== TEXTO DE LECTURA ==
● ● ●

El Tribunal Oral en lo Penal de Copiapó condenó a Francisco Sánchez, exintendente de Atacama y exsubgerente general de SCM Atacama Kozan a cuatro años de presidio efectivo por el delito de estafa reiterada.
La justicia concluyó que, entre 2013 y 2018, se ejecutaron distintos mecanismos para cargar gastos personales y pagos sin respaldo a la minera, provocando un perjuicio superior a $ 218 millones. Rodrigo Albornoz, exgerente de Finanzas de la compañía, fue condenado como cómplice y recibió una pena de dos años con cumplimiento remitido.
La lectura de sentencia se realizó en el Tribunal Oral en lo Penal de Copiapó, instancia en la que además se decretó la prisión preventiva de Sánchez mientras se ejecuta el fallo, tras acogerse la solicitud presentada por los querellantes.

● ● ●

== DATOS PARA REVISAR ==
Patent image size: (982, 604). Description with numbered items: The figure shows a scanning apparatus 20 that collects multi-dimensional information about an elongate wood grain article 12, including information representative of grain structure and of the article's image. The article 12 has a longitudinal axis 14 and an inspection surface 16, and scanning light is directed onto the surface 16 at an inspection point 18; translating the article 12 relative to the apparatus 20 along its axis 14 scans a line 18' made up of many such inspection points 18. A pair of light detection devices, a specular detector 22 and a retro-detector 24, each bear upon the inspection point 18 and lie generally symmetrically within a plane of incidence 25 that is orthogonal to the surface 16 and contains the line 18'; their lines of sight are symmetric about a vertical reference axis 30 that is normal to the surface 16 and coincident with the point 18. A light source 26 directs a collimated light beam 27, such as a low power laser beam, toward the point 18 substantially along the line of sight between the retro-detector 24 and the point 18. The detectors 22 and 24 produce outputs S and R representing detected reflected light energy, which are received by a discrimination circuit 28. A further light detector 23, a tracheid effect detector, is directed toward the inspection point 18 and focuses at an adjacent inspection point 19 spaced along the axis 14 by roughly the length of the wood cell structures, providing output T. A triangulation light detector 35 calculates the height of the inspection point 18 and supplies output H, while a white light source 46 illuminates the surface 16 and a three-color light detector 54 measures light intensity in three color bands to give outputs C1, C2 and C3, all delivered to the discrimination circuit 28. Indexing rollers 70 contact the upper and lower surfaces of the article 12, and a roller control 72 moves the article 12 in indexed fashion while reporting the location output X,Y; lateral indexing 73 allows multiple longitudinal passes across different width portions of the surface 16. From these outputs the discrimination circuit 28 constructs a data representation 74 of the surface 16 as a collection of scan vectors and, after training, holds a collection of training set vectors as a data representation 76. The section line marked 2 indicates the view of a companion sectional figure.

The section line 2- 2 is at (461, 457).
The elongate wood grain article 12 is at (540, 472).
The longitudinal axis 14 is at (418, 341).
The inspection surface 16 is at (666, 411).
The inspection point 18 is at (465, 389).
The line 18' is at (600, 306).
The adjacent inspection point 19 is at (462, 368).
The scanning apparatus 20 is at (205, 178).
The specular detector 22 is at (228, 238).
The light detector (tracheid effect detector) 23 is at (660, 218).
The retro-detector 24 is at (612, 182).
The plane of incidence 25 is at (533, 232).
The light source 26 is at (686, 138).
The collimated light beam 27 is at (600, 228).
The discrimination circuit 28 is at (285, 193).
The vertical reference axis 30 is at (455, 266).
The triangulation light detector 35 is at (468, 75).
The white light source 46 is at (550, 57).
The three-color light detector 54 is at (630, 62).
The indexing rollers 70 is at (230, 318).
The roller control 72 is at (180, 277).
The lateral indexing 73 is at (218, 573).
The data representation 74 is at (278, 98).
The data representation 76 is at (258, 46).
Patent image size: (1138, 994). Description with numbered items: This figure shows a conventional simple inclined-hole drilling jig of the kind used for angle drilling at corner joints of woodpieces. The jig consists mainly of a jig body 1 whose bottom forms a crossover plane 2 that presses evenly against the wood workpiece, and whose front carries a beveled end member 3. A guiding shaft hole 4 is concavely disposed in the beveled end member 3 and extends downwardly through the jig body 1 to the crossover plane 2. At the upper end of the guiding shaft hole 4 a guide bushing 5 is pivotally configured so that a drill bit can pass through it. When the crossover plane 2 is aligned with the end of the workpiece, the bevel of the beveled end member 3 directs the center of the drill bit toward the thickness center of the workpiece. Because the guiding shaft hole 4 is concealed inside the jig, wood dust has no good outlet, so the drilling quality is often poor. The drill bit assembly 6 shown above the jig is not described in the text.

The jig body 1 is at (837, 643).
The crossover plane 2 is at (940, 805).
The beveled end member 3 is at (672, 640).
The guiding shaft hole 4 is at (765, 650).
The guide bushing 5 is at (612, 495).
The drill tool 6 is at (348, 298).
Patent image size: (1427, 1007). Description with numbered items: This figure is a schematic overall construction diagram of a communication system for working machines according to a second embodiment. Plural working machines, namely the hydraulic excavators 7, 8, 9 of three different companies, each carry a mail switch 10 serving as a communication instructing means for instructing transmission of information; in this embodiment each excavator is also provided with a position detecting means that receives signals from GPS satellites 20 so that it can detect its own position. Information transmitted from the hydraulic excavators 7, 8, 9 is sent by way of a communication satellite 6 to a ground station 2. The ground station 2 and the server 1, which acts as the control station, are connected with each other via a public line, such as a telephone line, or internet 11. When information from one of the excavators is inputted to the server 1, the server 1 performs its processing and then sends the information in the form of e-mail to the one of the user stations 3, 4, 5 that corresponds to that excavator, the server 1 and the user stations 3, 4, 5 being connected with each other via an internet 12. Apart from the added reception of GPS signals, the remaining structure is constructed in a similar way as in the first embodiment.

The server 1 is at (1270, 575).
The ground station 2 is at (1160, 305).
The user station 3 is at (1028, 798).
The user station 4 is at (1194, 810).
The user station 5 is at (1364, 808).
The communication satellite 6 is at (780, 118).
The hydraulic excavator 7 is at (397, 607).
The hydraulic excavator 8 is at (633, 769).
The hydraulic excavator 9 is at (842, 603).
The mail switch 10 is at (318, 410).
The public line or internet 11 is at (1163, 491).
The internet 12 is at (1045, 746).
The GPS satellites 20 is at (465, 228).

● ● ●

== SERIE DE EJERCICIOS ==
1. Repite sin cambios el fragmento de la noticia sobre la condena de Francisco Sánchez. Empieza en las palabras "El Tribunal Oral en lo Penal de Copiapó condenó" y termina después de "por los querellantes.".
2. Responde estas preguntas con los datos de la noticia sobre la condena de Francisco Sánchez:
(a) ¿A cuántos años de presidio efectivo fue condenado Francisco Sánchez?
(b) ¿Qué cargo había tenido Rodrigo Albornoz en la compañía?
(c) ¿Quiénes presentaron la solicitud de prisión preventiva para Sánchez?

== RESPUESTAS DEL EJERCICIO ==
1.
El Tribunal Oral en lo Penal de Copiapó condenó a Francisco Sánchez, exintendente de Atacama y exsubgerente general de SCM Atacama Kozan a cuatro años de presidio efectivo por el delito de estafa reiterada.
La justicia concluyó que, entre 2013 y 2018, se ejecutaron distintos mecanismos para cargar gastos personales y pagos sin respaldo a la minera, provocando un perjuicio superior a $ 218 millones. Rodrigo Albornoz, exgerente de Finanzas de la compañía, fue condenado como cómplice y recibió una pena de dos años con cumplimiento remitido.
La lectura de sentencia se realizó en el Tribunal Oral en lo Penal de Copiapó, instancia en la que además se decretó la prisión preventiva de Sánchez mientras se ejecuta el fallo, tras acogerse la solicitud presentada por los querellantes.

2.
(a) A cuatro años.
(b) Exgerente de Finanzas.
(c) Los querellantes.